## START Input material
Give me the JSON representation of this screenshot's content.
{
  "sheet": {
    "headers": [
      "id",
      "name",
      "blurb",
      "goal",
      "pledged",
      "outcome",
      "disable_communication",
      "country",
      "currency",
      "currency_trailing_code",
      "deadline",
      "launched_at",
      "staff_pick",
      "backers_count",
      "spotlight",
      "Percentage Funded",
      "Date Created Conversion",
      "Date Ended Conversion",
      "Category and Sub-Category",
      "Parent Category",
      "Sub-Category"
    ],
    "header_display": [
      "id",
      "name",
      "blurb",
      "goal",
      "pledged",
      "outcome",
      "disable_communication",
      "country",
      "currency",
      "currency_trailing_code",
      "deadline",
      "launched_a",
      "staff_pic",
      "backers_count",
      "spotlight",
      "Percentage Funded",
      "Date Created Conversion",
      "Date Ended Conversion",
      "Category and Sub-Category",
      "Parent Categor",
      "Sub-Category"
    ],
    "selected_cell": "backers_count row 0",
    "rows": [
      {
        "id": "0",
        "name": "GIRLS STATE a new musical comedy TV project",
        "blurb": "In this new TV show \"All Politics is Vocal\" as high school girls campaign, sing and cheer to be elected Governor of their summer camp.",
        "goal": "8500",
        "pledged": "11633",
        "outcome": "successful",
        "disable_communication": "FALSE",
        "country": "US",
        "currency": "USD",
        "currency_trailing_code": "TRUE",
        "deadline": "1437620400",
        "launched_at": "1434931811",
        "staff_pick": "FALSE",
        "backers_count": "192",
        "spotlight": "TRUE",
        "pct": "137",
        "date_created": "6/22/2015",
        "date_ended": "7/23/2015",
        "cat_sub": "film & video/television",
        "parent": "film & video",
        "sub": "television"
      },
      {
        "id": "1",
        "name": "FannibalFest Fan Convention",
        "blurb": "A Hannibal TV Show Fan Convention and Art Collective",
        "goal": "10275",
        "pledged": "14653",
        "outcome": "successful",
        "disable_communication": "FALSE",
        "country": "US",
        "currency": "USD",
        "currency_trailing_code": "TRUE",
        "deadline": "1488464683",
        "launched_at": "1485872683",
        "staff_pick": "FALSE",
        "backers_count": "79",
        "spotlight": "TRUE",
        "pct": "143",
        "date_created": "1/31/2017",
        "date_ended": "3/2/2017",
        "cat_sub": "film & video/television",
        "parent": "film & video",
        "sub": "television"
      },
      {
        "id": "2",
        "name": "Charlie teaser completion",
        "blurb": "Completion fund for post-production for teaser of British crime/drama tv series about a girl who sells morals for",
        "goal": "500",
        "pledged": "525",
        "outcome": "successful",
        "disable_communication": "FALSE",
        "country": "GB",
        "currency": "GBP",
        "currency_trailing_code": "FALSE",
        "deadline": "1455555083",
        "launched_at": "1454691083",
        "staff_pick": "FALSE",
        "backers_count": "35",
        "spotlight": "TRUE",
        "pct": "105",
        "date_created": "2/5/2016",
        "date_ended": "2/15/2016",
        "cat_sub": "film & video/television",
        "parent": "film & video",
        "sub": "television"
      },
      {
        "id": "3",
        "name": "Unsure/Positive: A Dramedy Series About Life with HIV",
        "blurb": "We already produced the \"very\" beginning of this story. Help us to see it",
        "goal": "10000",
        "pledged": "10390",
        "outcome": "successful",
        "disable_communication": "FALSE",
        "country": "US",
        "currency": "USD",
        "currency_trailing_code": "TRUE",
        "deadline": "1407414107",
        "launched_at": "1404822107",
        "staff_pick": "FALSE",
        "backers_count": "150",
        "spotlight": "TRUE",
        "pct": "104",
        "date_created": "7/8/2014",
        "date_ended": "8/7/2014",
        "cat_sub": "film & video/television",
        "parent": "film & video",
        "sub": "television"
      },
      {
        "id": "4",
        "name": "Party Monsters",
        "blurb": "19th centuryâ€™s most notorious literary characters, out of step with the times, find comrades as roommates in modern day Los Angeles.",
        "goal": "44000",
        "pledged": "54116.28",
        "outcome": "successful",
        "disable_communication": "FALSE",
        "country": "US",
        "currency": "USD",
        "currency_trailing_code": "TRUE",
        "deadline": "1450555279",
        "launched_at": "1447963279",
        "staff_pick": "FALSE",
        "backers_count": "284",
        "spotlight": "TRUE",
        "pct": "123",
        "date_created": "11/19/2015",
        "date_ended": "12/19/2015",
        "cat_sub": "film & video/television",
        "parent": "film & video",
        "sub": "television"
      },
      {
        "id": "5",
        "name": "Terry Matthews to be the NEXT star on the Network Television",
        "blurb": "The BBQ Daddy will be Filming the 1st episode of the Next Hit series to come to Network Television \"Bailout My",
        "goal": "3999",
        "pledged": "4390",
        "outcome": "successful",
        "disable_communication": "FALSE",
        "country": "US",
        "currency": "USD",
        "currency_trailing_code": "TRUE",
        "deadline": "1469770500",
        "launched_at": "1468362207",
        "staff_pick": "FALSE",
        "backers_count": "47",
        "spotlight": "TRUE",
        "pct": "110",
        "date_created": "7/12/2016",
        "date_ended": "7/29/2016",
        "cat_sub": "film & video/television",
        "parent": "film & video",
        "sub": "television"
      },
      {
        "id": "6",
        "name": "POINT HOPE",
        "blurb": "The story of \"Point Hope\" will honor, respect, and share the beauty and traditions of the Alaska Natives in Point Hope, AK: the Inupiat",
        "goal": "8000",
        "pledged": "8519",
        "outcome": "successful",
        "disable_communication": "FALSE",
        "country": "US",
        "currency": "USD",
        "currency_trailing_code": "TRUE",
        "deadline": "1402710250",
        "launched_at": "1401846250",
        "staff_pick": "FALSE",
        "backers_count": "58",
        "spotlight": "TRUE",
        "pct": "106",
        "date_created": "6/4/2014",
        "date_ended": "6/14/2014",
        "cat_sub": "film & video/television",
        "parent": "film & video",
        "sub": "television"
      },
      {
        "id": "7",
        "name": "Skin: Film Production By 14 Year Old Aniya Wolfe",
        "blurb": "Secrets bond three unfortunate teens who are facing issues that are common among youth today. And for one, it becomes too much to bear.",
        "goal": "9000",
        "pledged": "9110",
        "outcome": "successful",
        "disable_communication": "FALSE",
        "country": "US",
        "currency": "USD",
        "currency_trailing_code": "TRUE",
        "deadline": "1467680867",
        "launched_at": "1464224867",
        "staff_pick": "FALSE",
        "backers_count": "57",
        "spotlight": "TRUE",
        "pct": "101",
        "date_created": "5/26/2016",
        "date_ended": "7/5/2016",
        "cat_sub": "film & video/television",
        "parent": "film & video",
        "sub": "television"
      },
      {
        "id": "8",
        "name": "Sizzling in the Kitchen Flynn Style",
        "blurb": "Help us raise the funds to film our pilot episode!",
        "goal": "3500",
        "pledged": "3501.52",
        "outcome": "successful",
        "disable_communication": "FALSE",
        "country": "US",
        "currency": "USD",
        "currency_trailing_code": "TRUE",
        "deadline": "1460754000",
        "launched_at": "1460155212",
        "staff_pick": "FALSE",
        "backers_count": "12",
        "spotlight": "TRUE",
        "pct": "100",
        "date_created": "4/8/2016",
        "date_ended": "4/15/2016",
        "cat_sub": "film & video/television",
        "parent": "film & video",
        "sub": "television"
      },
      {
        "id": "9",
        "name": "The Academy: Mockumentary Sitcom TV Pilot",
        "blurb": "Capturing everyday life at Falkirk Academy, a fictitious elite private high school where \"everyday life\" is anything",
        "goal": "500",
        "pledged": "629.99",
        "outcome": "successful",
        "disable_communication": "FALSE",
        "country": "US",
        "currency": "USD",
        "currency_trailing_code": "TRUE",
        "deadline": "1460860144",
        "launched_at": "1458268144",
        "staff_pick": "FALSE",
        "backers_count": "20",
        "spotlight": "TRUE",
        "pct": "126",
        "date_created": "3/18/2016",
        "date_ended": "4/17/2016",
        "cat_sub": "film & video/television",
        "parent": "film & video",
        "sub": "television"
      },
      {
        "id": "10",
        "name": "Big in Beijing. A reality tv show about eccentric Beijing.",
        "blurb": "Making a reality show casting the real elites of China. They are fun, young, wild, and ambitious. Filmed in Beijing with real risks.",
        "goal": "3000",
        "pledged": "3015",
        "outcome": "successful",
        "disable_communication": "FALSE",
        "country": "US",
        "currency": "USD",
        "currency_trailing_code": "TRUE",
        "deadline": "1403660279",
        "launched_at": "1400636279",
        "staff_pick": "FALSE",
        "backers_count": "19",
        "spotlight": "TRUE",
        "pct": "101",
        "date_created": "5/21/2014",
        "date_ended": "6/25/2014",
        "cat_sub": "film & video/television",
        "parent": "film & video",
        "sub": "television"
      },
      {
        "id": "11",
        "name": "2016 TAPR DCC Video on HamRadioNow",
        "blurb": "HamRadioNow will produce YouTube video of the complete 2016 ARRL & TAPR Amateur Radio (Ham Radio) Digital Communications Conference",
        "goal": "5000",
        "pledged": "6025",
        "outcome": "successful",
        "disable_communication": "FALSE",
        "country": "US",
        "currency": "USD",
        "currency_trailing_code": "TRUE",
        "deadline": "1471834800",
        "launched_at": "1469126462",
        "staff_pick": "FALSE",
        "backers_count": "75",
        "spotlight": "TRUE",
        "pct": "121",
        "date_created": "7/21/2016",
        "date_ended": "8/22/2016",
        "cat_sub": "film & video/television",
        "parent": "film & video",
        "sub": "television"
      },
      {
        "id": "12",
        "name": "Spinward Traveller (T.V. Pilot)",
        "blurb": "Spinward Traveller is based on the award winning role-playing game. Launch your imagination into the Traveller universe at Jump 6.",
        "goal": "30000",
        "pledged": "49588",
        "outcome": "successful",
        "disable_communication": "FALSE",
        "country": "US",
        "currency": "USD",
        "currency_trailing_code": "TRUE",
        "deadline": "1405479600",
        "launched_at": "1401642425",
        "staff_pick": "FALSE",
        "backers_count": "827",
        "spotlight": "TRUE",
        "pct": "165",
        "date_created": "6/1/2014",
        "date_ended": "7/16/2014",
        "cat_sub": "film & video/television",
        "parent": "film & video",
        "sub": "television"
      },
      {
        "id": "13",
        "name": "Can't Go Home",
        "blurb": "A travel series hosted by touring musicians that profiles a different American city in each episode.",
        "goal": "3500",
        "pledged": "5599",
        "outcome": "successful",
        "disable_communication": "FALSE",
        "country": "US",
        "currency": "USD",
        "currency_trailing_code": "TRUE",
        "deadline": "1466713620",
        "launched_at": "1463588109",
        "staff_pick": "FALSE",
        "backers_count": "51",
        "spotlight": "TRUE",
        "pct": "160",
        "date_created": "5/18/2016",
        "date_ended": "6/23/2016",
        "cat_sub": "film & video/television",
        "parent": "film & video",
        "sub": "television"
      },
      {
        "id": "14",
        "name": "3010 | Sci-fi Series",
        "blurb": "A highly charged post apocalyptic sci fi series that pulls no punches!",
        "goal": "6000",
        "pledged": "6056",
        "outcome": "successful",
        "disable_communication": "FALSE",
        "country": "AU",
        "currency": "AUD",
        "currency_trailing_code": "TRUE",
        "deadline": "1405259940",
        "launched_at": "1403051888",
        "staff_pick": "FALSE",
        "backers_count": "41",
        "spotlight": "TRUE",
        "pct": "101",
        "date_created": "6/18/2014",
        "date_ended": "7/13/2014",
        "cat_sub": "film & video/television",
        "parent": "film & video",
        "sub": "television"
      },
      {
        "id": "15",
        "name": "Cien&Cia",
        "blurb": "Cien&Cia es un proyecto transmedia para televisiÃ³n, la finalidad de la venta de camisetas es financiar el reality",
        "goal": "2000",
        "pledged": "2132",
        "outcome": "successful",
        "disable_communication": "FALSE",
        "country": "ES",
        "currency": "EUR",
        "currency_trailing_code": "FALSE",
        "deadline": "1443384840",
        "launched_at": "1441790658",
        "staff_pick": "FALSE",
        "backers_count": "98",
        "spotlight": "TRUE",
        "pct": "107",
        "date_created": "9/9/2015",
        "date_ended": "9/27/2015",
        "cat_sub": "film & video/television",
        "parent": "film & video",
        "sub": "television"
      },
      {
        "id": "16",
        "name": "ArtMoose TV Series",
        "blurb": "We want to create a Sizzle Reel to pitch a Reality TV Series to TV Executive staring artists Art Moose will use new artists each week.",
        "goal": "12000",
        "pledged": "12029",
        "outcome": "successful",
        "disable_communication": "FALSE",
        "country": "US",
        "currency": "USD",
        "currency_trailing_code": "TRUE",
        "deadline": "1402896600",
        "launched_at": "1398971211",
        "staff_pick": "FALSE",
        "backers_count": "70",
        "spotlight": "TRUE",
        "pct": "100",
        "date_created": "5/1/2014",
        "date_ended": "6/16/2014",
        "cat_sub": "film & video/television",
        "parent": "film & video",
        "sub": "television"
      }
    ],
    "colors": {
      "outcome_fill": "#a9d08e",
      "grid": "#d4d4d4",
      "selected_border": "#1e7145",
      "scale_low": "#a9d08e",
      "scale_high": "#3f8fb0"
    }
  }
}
## END Input material
To do
Report the number of lines of the listing above that hold the string "Network", with no other text.

Full output
2